(Dataset listings of figures)
_ _ _ _ _

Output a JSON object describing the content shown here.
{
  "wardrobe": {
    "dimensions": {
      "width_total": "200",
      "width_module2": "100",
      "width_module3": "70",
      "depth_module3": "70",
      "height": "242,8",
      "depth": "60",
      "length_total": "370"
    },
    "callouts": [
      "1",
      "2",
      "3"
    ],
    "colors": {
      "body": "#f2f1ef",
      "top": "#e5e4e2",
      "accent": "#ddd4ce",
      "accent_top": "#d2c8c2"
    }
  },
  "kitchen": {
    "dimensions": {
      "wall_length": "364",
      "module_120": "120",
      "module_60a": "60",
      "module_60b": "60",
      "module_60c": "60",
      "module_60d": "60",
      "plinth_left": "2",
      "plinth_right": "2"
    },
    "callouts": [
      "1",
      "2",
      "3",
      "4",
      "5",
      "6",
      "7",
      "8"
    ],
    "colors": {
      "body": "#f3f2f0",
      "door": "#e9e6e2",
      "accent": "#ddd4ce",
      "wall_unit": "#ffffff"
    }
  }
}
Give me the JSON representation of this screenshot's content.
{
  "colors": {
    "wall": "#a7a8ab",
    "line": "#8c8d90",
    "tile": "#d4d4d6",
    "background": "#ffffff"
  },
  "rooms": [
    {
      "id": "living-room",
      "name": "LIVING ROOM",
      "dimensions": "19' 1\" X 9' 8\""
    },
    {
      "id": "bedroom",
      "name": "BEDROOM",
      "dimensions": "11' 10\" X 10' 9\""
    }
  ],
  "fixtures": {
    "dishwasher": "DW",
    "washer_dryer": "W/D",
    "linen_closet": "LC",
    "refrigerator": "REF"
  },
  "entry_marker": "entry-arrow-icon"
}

_ _ _ _ _

**Exercise brief:** From the listing above, copy every line that includes the word "ffffff".

**Reply to the task:**
      "wall_unit": "#ffffff"
    "background": "#ffffff"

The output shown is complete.